--- BEGIN ---
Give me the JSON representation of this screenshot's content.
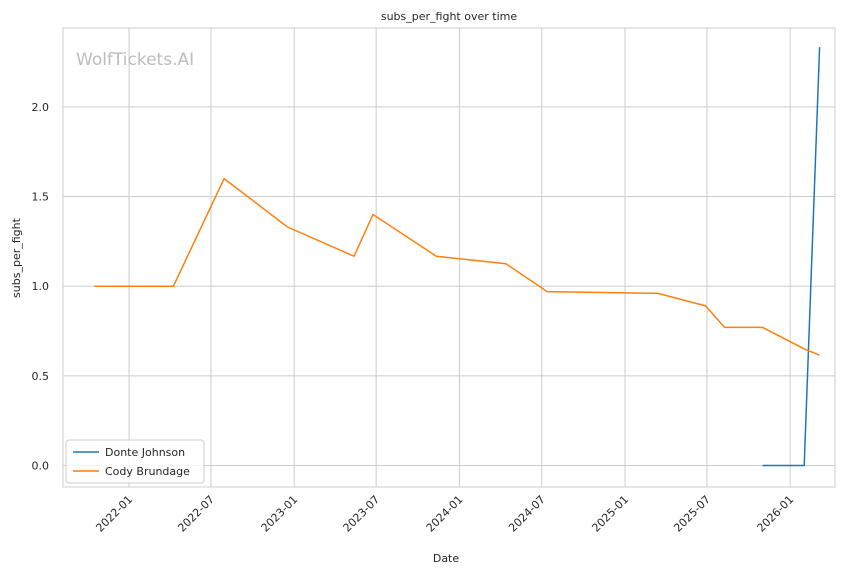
{
  "chart_data": {
    "type": "line",
    "title": "subs_per_fight over time",
    "xlabel": "Date",
    "ylabel": "subs_per_fight",
    "watermark": "WolfTickets.AI",
    "x_axis": "date",
    "xlim": [
      "2021-08-08",
      "2026-04-10"
    ],
    "ylim": [
      -0.12,
      2.44
    ],
    "xticks": [
      "2022-01",
      "2022-07",
      "2023-01",
      "2023-07",
      "2024-01",
      "2024-07",
      "2025-01",
      "2025-07",
      "2026-01"
    ],
    "yticks": [
      "0.0",
      "0.5",
      "1.0",
      "1.5",
      "2.0"
    ],
    "grid": true,
    "legend": "lower-left",
    "series": [
      {
        "name": "Donte Johnson",
        "color": "#1f77b4",
        "points": [
          {
            "x": "2025-11-01",
            "y": 0.0
          },
          {
            "x": "2026-02-01",
            "y": 0.0
          },
          {
            "x": "2026-03-07",
            "y": 2.333
          }
        ]
      },
      {
        "name": "Cody Brundage",
        "color": "#ff7f0e",
        "points": [
          {
            "x": "2021-10-16",
            "y": 1.0
          },
          {
            "x": "2022-04-09",
            "y": 1.0
          },
          {
            "x": "2022-07-30",
            "y": 1.6
          },
          {
            "x": "2022-12-17",
            "y": 1.33
          },
          {
            "x": "2023-05-13",
            "y": 1.167
          },
          {
            "x": "2023-06-24",
            "y": 1.4
          },
          {
            "x": "2023-11-11",
            "y": 1.167
          },
          {
            "x": "2024-04-13",
            "y": 1.125
          },
          {
            "x": "2024-07-13",
            "y": 0.97
          },
          {
            "x": "2025-03-15",
            "y": 0.96
          },
          {
            "x": "2025-06-28",
            "y": 0.89
          },
          {
            "x": "2025-08-09",
            "y": 0.77
          },
          {
            "x": "2025-11-01",
            "y": 0.77
          },
          {
            "x": "2026-02-01",
            "y": 0.65
          },
          {
            "x": "2026-03-07",
            "y": 0.615
          }
        ]
      }
    ]
  }
}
--- END ---
Pictures don't belong in the copy. Restate all the entries exactly.

### [Response below]
Give me the JSON representation of this screenshot's content.
{
  "chart_data": {
    "type": "line",
    "title": "subs_per_fight over time",
    "xlabel": "Date",
    "ylabel": "subs_per_fight",
    "watermark": "WolfTickets.AI",
    "x_axis": "date",
    "xlim": [
      "2021-08-08",
      "2026-04-10"
    ],
    "ylim": [
      -0.12,
      2.44
    ],
    "xticks": [
      "2022-01",
      "2022-07",
      "2023-01",
      "2023-07",
      "2024-01",
      "2024-07",
      "2025-01",
      "2025-07",
      "2026-01"
    ],
    "yticks": [
      "0.0",
      "0.5",
      "1.0",
      "1.5",
      "2.0"
    ],
    "grid": true,
    "legend": "lower-left",
    "series": [
      {
        "name": "Donte Johnson",
        "color": "#1f77b4",
        "points": [
          {
            "x": "2025-11-01",
            "y": 0.0
          },
          {
            "x": "2026-02-01",
            "y": 0.0
          },
          {
            "x": "2026-03-07",
            "y": 2.333
          }
        ]
      },
      {
        "name": "Cody Brundage",
        "color": "#ff7f0e",
        "points": [
          {
            "x": "2021-10-16",
            "y": 1.0
          },
          {
            "x": "2022-04-09",
            "y": 1.0
          },
          {
            "x": "2022-07-30",
            "y": 1.6
          },
          {
            "x": "2022-12-17",
            "y": 1.33
          },
          {
            "x": "2023-05-13",
            "y": 1.167
          },
          {
            "x": "2023-06-24",
            "y": 1.4
          },
          {
            "x": "2023-11-11",
            "y": 1.167
          },
          {
            "x": "2024-04-13",
            "y": 1.125
          },
          {
            "x": "2024-07-13",
            "y": 0.97
          },
          {
            "x": "2025-03-15",
            "y": 0.96
          },
          {
            "x": "2025-06-28",
            "y": 0.89
          },
          {
            "x": "2025-08-09",
            "y": 0.77
          },
          {
            "x": "2025-11-01",
            "y": 0.77
          },
          {
            "x": "2026-02-01",
            "y": 0.65
          },
          {
            "x": "2026-03-07",
            "y": 0.615
          }
        ]
      }
    ]
  }
}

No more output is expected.